- **MATERIAL**
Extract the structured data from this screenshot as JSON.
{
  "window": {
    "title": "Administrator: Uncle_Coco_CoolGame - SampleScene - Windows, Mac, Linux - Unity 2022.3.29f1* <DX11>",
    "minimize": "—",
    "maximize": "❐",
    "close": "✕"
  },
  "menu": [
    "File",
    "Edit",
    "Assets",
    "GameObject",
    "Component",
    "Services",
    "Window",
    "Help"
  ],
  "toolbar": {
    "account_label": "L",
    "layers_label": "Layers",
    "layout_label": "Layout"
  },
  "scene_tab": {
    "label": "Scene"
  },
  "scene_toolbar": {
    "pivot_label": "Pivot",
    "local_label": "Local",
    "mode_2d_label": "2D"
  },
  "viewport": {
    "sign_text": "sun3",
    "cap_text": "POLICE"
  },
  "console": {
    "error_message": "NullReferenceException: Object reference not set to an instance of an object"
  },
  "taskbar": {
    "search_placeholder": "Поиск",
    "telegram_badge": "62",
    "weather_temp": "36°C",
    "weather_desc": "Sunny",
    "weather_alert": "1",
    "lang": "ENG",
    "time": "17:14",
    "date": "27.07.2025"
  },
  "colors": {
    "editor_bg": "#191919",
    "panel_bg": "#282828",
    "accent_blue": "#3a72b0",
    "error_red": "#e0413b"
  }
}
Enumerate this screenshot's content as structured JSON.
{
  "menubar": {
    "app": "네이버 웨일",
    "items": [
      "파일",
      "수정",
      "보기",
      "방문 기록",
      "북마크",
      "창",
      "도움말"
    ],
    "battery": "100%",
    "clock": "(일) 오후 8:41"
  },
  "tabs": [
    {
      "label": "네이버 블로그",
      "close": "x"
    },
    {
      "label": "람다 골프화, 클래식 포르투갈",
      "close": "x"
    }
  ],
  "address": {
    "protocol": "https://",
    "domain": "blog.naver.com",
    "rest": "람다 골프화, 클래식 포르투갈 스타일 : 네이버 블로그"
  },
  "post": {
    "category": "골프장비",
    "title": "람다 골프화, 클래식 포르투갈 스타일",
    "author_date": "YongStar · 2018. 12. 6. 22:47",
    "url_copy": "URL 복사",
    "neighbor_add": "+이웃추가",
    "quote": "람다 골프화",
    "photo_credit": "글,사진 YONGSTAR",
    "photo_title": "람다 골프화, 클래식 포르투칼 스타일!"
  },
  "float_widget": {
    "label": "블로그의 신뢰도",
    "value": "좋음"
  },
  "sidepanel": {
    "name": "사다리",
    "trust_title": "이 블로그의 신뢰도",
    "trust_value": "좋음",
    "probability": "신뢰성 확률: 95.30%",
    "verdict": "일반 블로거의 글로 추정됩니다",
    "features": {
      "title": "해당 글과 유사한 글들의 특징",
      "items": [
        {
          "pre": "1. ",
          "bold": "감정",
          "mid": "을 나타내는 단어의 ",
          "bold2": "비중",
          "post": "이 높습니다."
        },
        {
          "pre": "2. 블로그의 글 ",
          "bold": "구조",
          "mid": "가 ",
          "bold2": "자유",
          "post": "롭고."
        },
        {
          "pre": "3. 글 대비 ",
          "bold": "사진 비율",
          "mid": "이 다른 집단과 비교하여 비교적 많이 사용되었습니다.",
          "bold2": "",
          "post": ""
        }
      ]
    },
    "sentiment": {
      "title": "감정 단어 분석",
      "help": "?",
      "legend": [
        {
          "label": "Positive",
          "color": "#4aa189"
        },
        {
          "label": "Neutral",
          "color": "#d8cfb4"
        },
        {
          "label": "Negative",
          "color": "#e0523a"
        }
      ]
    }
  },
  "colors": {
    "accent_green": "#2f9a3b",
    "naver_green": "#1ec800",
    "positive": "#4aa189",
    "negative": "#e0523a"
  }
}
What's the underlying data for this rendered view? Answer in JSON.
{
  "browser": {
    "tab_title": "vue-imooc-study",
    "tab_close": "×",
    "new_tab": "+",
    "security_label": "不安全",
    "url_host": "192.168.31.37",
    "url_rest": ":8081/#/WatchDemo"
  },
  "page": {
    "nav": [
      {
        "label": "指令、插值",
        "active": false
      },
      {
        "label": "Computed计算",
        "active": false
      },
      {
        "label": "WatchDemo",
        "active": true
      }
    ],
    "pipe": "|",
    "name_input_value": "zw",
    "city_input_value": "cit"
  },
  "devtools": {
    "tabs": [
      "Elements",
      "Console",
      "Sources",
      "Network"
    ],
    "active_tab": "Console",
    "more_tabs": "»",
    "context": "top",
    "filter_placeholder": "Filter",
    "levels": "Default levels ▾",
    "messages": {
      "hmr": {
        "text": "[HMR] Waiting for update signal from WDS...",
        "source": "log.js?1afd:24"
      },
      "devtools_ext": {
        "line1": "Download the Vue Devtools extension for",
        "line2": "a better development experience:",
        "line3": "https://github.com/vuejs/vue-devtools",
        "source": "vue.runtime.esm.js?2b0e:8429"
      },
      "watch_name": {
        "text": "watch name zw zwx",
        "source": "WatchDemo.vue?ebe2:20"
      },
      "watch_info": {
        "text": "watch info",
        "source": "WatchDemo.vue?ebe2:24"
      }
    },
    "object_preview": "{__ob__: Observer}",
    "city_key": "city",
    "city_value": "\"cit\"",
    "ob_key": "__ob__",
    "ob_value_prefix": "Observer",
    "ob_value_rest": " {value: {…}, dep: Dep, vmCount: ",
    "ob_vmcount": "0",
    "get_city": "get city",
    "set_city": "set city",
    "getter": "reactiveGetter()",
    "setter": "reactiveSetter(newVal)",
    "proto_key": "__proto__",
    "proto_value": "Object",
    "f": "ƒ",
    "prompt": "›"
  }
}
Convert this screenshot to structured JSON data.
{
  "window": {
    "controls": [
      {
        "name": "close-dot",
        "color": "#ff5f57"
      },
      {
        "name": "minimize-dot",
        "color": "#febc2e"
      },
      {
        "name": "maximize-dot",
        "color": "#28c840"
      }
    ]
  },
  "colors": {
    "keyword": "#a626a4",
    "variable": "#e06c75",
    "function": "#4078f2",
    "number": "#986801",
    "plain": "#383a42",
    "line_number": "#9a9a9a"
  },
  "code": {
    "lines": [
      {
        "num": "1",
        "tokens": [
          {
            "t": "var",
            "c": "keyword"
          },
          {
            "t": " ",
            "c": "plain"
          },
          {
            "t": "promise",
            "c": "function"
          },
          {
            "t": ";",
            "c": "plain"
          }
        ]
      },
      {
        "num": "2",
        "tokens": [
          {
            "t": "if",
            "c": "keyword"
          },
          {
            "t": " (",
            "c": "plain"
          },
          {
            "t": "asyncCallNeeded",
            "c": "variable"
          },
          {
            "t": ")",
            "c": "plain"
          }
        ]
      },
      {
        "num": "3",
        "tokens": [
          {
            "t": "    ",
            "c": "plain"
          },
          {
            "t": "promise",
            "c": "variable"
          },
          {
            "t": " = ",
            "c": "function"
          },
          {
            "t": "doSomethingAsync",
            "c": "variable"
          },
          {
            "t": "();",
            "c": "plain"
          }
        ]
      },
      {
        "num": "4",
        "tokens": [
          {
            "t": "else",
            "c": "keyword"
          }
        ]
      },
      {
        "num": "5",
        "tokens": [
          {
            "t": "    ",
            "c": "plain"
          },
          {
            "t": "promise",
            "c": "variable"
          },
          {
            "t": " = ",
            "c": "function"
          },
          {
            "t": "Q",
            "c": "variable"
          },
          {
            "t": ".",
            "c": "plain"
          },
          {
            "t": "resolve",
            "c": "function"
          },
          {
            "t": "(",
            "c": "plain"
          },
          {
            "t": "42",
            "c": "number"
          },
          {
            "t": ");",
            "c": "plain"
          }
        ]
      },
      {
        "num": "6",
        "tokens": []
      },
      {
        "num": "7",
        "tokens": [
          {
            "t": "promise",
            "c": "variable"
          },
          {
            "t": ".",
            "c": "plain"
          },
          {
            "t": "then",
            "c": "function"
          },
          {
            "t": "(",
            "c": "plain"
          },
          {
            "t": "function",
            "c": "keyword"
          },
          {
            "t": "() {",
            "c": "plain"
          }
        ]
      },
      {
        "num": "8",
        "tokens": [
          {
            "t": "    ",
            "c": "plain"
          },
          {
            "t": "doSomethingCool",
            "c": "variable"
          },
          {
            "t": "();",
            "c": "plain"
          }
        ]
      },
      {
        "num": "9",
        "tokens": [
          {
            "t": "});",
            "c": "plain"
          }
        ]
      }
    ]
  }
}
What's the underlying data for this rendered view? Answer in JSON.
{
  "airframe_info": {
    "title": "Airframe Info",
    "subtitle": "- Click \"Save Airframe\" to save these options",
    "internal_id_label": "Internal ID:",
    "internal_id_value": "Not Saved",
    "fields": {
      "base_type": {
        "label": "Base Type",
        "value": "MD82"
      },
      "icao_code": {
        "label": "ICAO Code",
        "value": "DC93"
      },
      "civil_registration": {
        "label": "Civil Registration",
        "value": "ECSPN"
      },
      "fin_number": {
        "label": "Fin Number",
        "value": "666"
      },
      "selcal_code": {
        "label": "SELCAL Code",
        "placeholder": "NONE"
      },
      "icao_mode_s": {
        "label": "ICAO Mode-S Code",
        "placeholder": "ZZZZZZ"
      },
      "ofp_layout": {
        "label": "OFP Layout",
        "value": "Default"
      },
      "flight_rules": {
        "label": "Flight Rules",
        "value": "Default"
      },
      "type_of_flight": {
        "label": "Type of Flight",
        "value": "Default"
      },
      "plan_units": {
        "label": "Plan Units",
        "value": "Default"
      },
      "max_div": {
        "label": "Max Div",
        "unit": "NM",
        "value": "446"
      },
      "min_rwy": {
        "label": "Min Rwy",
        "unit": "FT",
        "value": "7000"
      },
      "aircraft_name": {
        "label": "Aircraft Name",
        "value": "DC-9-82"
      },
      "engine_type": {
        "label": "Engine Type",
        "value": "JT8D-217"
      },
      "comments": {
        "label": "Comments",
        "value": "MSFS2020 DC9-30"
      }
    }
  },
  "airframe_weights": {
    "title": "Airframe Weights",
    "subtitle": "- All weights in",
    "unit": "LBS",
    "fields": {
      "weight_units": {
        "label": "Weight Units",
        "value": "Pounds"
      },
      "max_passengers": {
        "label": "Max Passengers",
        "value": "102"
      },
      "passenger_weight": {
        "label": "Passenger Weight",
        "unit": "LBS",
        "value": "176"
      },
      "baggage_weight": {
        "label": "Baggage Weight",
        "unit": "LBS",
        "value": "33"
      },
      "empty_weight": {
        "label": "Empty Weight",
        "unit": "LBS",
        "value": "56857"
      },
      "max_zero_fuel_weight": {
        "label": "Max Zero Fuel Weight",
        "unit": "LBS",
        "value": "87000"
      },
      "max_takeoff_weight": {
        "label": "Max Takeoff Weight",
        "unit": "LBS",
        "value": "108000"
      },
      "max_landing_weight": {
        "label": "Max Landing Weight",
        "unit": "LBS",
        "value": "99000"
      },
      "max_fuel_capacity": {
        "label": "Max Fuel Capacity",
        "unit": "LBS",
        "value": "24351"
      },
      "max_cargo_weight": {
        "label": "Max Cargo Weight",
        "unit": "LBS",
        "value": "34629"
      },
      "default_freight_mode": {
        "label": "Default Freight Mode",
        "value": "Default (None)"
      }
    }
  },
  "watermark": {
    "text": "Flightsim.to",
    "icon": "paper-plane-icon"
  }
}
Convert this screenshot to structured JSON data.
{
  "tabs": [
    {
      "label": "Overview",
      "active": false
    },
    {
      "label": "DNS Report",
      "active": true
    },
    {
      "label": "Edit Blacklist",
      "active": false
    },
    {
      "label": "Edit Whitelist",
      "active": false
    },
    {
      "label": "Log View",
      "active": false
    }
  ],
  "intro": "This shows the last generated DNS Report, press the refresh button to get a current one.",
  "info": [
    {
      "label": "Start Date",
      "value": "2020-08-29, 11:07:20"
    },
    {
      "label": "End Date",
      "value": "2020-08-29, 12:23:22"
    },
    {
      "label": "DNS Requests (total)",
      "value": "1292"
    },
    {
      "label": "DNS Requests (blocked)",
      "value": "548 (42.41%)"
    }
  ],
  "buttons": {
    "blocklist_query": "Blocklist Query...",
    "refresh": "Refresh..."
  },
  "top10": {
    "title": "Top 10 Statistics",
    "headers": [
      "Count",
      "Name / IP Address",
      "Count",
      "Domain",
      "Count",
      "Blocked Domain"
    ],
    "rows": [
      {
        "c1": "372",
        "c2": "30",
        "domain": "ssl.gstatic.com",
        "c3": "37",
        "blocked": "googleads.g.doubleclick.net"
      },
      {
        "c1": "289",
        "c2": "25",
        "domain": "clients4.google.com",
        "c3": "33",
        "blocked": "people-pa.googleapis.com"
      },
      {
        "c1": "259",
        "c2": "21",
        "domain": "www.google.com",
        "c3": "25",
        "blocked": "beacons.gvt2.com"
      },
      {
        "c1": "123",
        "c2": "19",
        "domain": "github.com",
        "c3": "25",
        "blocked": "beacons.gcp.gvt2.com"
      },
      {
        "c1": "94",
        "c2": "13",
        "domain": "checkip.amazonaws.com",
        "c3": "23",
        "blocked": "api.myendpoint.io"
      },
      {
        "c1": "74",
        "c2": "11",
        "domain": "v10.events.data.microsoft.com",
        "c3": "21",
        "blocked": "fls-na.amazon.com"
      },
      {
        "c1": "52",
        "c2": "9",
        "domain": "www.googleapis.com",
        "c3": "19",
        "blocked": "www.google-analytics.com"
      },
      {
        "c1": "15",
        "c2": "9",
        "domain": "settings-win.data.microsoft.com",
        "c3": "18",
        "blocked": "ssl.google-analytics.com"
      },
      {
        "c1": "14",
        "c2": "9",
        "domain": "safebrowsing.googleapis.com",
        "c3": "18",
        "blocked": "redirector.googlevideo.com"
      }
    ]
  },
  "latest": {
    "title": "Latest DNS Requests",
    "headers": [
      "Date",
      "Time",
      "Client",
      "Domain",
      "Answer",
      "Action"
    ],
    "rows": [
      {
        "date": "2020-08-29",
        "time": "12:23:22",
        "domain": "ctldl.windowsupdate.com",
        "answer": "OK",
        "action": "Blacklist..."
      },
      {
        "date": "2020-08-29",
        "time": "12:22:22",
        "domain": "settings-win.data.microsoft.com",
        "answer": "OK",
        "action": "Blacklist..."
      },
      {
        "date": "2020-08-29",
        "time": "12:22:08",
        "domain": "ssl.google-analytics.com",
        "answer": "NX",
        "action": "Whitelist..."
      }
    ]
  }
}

- **PROBLEM DETAILS**
In the records, locate each line holding the string "refresh" and copy it.

- **PROBLEM SOLUTION**
  "intro": "This shows the last generated DNS Report, press the refresh button to get a current one.",
    "refresh": "Refresh..."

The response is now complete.